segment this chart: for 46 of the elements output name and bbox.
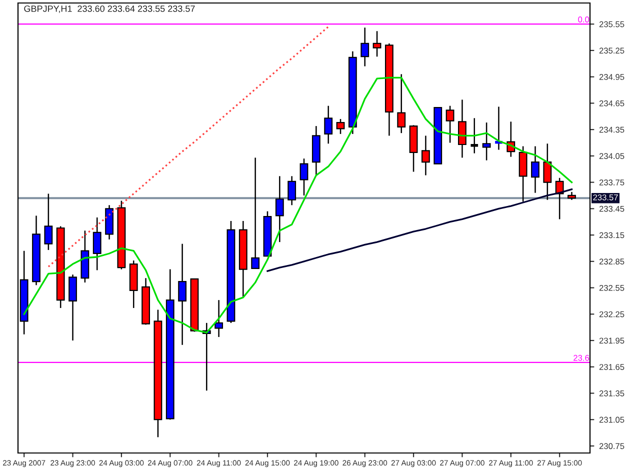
candlestick bbox=[300, 158, 308, 196]
candlestick bbox=[397, 74, 406, 134]
y-tick-label: 231.05 bbox=[599, 416, 624, 423]
candlestick bbox=[360, 26, 370, 67]
y-tick-label: 235.55 bbox=[599, 21, 624, 28]
y-tick-label: 233.45 bbox=[599, 206, 624, 212]
y-tick-label: 232.25 bbox=[599, 311, 624, 318]
y-tick-label: 234.05 bbox=[599, 153, 624, 160]
line-series bbox=[23, 76, 573, 334]
candlestick bbox=[482, 122, 491, 161]
candlestick bbox=[288, 176, 296, 206]
y-tick-label: 231.95 bbox=[599, 338, 624, 344]
candlestick bbox=[458, 99, 466, 158]
y-tick-label: 231.35 bbox=[599, 390, 624, 396]
y-tick-label: 230.75 bbox=[599, 443, 624, 450]
candlestick bbox=[68, 274, 77, 342]
candlestick bbox=[214, 299, 224, 338]
y-tick-label: 235.25 bbox=[599, 48, 624, 54]
candlestick bbox=[469, 118, 480, 154]
candlestick bbox=[178, 243, 187, 346]
candlestick bbox=[543, 143, 552, 200]
candlestick bbox=[324, 105, 333, 144]
candlestick bbox=[251, 157, 260, 270]
candlestick bbox=[372, 30, 382, 58]
y-tick-label: 234.95 bbox=[599, 74, 624, 80]
y-tick-label: 231.65 bbox=[599, 364, 624, 370]
y-tick-label: 234.65 bbox=[599, 100, 624, 106]
y-tick-label: 233.75 bbox=[599, 179, 624, 186]
y-tick-label: 234.35 bbox=[599, 126, 624, 133]
candlestick bbox=[275, 176, 284, 243]
candlestick bbox=[446, 105, 454, 144]
y-tick-label: 232.85 bbox=[599, 258, 624, 264]
candlestick bbox=[92, 216, 102, 271]
line-series bbox=[48, 26, 330, 268]
annotation: 23.6 bbox=[574, 354, 590, 361]
ref-line-label: 233.57 bbox=[593, 194, 618, 200]
candlestick bbox=[44, 193, 53, 251]
candlestick bbox=[555, 177, 564, 220]
y-tick-label: 232.55 bbox=[599, 284, 624, 291]
y-tick-label: 233.15 bbox=[599, 232, 624, 238]
annotation: 0.0 bbox=[578, 16, 590, 22]
candlestick bbox=[421, 135, 430, 176]
candlestick bbox=[518, 146, 528, 202]
chart-title: GBPJPY,H1 233.60 233.64 233.55 233.57 bbox=[24, 5, 195, 13]
candlestick bbox=[531, 146, 540, 194]
candlestick bbox=[336, 118, 345, 135]
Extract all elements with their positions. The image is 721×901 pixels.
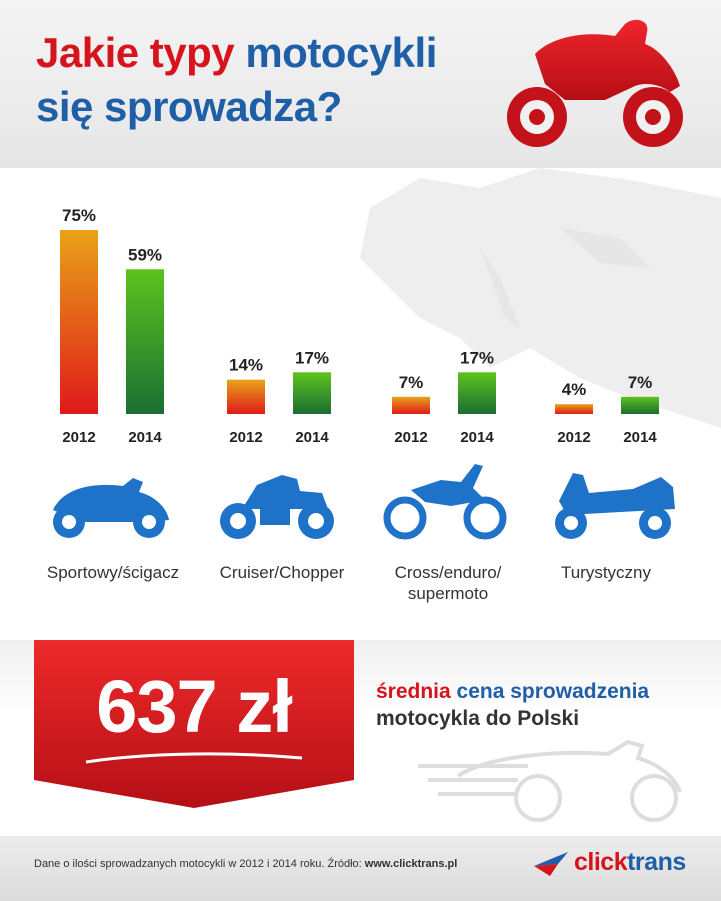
stat-description: średnia cena sprowadzenia [376,680,650,703]
data-label: 7% [628,373,653,392]
footer-source-note: Dane o ilości sprowadzanych motocykli w … [34,858,458,870]
cruiser-motorcycle-icon [220,475,334,539]
bar-2012-1 [60,230,98,414]
source-link[interactable]: www.clicktrans.pl [364,858,458,870]
bar-2014-2 [293,372,331,414]
average-price-value: 637 zł [96,665,293,748]
footer [0,836,721,901]
clicktrans-logo: clicktrans [574,848,686,876]
stat-description-2: motocykla do Polski [376,707,580,730]
year-tick-label: 2012 [394,429,427,446]
bar-2014-3 [458,372,496,414]
category-label: Sportowy/ścigacz [46,563,180,582]
category-label: Cruiser/Chopper [219,563,345,582]
sport-motorcycle-icon [53,478,169,538]
sport-motorcycle-icon [507,19,683,147]
bar-2012-2 [227,379,265,414]
bar-2012-4 [555,404,593,414]
touring-motorcycle-icon [555,473,675,539]
data-label: 75% [62,206,96,225]
ghost-motorcycle-icon [418,739,682,822]
title-part-2: się sprowadza? [36,83,342,130]
year-tick-label: 2014 [460,429,494,446]
year-tick-label: 2014 [128,429,162,446]
clicktrans-logo-icon [534,852,568,876]
price-banner [34,640,354,808]
title-part: motocykli [245,29,437,76]
data-label: 7% [399,373,424,392]
data-label: 17% [460,348,494,367]
cross-motorcycle-icon [383,464,507,540]
data-label: 4% [562,380,587,399]
title-highlight: Jakie typy [36,29,235,76]
bar-2012-3 [392,396,430,414]
data-label: 17% [295,348,329,367]
category-label: Turystyczny [560,563,652,582]
year-tick-label: 2014 [295,429,329,446]
category-label: Cross/enduro/supermoto [394,563,502,603]
bar-2014-1 [126,269,164,414]
data-label: 59% [128,245,162,264]
year-tick-label: 2012 [62,429,95,446]
bar-chart: 75% 2012 59% 2014 14% 2012 17% 2014 7% 2012 17% 201… [60,206,659,446]
year-tick-label: 2014 [623,429,657,446]
page-title: Jakie typy motocykli się sprowadza? [36,26,437,134]
bar-2014-4 [621,396,659,414]
year-tick-label: 2012 [229,429,262,446]
year-tick-label: 2012 [557,429,590,446]
data-label: 14% [229,356,263,375]
europe-map-background [360,168,721,428]
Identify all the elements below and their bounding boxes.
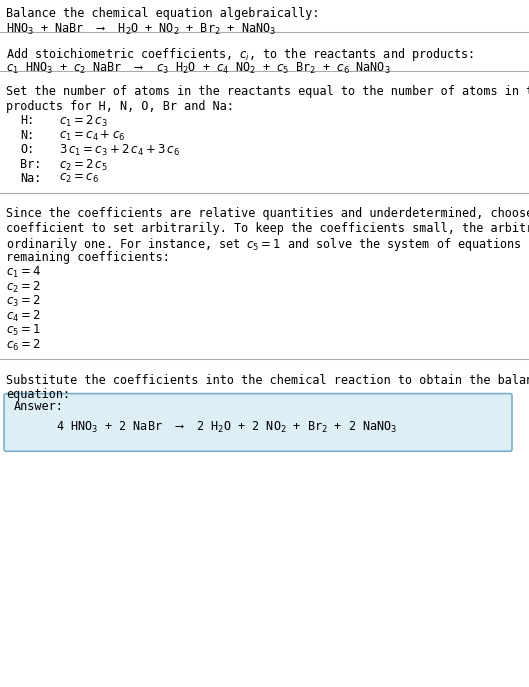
Text: O:: O:: [20, 144, 34, 157]
Text: $c_1 = 2\,c_3$: $c_1 = 2\,c_3$: [45, 114, 108, 129]
Text: products for H, N, O, Br and Na:: products for H, N, O, Br and Na:: [6, 100, 234, 113]
Text: $c_1 = 4$: $c_1 = 4$: [6, 265, 41, 280]
Text: $3\,c_1 = c_3 + 2\,c_4 + 3\,c_6$: $3\,c_1 = c_3 + 2\,c_4 + 3\,c_6$: [45, 144, 180, 159]
Text: $c_2 = 2\,c_5$: $c_2 = 2\,c_5$: [45, 158, 108, 173]
Text: Set the number of atoms in the reactants equal to the number of atoms in the: Set the number of atoms in the reactants…: [6, 85, 529, 98]
Text: $c_3 = 2$: $c_3 = 2$: [6, 294, 41, 309]
Text: H:: H:: [20, 114, 34, 127]
Text: $c_6 = 2$: $c_6 = 2$: [6, 337, 41, 352]
Text: $c_5 = 1$: $c_5 = 1$: [6, 323, 41, 338]
Text: $c_2 = c_6$: $c_2 = c_6$: [45, 172, 99, 185]
Text: equation:: equation:: [6, 388, 70, 401]
Text: $c_1$ HNO$_3$ + $c_2$ NaBr  ⟶  $c_3$ H$_2$O + $c_4$ NO$_2$ + $c_5$ Br$_2$ + $c_6: $c_1$ HNO$_3$ + $c_2$ NaBr ⟶ $c_3$ H$_2$…: [6, 60, 391, 76]
Text: remaining coefficients:: remaining coefficients:: [6, 251, 170, 264]
Text: Br:: Br:: [20, 158, 41, 171]
Text: Na:: Na:: [20, 172, 41, 185]
Text: 4 HNO$_3$ + 2 NaBr  ⟶  2 H$_2$O + 2 NO$_2$ + Br$_2$ + 2 NaNO$_3$: 4 HNO$_3$ + 2 NaBr ⟶ 2 H$_2$O + 2 NO$_2$…: [14, 420, 397, 435]
Text: $c_4 = 2$: $c_4 = 2$: [6, 308, 41, 324]
Text: $c_1 = c_4 + c_6$: $c_1 = c_4 + c_6$: [45, 128, 125, 143]
FancyBboxPatch shape: [4, 394, 512, 451]
Text: Add stoichiometric coefficients, $c_i$, to the reactants and products:: Add stoichiometric coefficients, $c_i$, …: [6, 46, 474, 63]
Text: N:: N:: [20, 128, 34, 142]
Text: Balance the chemical equation algebraically:: Balance the chemical equation algebraica…: [6, 7, 320, 20]
Text: HNO$_3$ + NaBr  ⟶  H$_2$O + NO$_2$ + Br$_2$ + NaNO$_3$: HNO$_3$ + NaBr ⟶ H$_2$O + NO$_2$ + Br$_2…: [6, 21, 276, 36]
Text: Answer:: Answer:: [14, 400, 64, 413]
Text: $c_2 = 2$: $c_2 = 2$: [6, 280, 41, 295]
Text: Since the coefficients are relative quantities and underdetermined, choose a: Since the coefficients are relative quan…: [6, 207, 529, 220]
Text: ordinarily one. For instance, set $c_5 = 1$ and solve the system of equations fo: ordinarily one. For instance, set $c_5 =…: [6, 236, 529, 253]
Text: Substitute the coefficients into the chemical reaction to obtain the balanced: Substitute the coefficients into the che…: [6, 374, 529, 387]
Text: coefficient to set arbitrarily. To keep the coefficients small, the arbitrary va: coefficient to set arbitrarily. To keep …: [6, 222, 529, 234]
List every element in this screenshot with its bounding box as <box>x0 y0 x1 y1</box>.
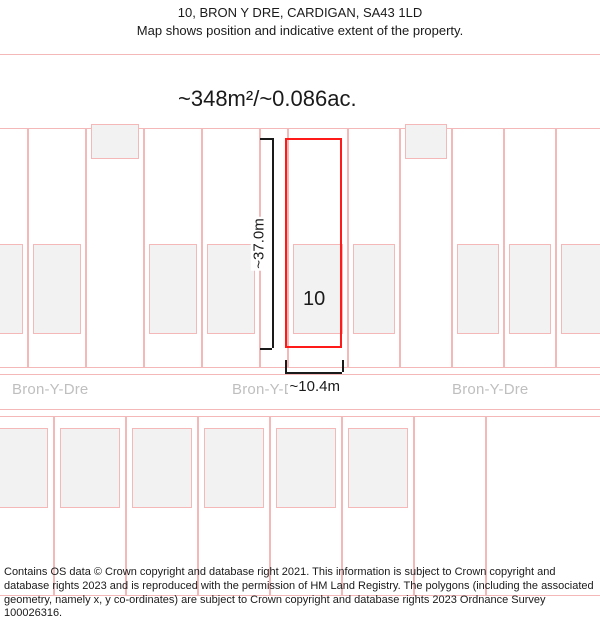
header-subtitle: Map shows position and indicative extent… <box>0 22 600 40</box>
area-text: ~348m²/~0.086ac. <box>178 86 357 112</box>
footer-attribution: Contains OS data © Crown copyright and d… <box>4 566 596 621</box>
upper-building <box>91 124 139 159</box>
header: 10, BRON Y DRE, CARDIGAN, SA43 1LD Map s… <box>0 0 600 39</box>
dim-horiz-line <box>285 372 342 374</box>
top-seam-line <box>0 54 600 55</box>
plot-number: 10 <box>303 288 325 311</box>
upper-building <box>561 244 600 334</box>
lower-building <box>276 428 336 508</box>
dim-horiz-cap-left <box>285 360 287 372</box>
upper-building <box>353 244 395 334</box>
dim-vert-cap-bottom <box>260 348 272 350</box>
lower-building <box>60 428 120 508</box>
upper-building <box>509 244 551 334</box>
lower-building <box>0 428 48 508</box>
street-label: Bron-Y-Dre <box>452 381 528 398</box>
upper-building <box>0 244 23 334</box>
lower-building <box>204 428 264 508</box>
dim-horiz-cap-right <box>342 360 344 372</box>
dim-vert-cap-top <box>260 138 272 140</box>
upper-building <box>457 244 499 334</box>
map-canvas: Bron-Y-DreBron-Y-DreBron-Y-Dre~348m²/~0.… <box>0 44 600 544</box>
upper-building <box>207 244 255 334</box>
lower-building <box>132 428 192 508</box>
street-label: Bron-Y-Dre <box>12 381 88 398</box>
dim-vert-line <box>272 138 274 348</box>
highlight-plot <box>285 138 342 348</box>
lower-building <box>348 428 408 508</box>
dim-horiz-label: ~10.4m <box>288 378 342 395</box>
upper-building <box>405 124 447 159</box>
upper-parcel <box>86 128 144 368</box>
upper-parcel <box>400 128 452 368</box>
header-address: 10, BRON Y DRE, CARDIGAN, SA43 1LD <box>0 4 600 22</box>
dim-vert-label: ~37.0m <box>251 216 268 270</box>
upper-building <box>149 244 197 334</box>
upper-building <box>33 244 81 334</box>
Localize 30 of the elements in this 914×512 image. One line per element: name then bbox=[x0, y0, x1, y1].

◆ WHAT THE EXERCISE ASKS: Convert the rows from the line containing "candlestick bbox=[300, 158, 308, 196]" down to the line containing "y-tick-label: 233.45 bbox=[599, 206, 624, 212]", both included, into a numbered list with no blank lines.

◆ PROBLEM SOLUTION:
1. candlestick bbox=[300, 158, 308, 196]
2. candlestick bbox=[397, 74, 406, 134]
3. y-tick-label: 231.05 bbox=[599, 416, 624, 423]
4. candlestick bbox=[360, 26, 370, 67]
5. y-tick-label: 235.55 bbox=[599, 21, 624, 28]
6. y-tick-label: 233.45 bbox=[599, 206, 624, 212]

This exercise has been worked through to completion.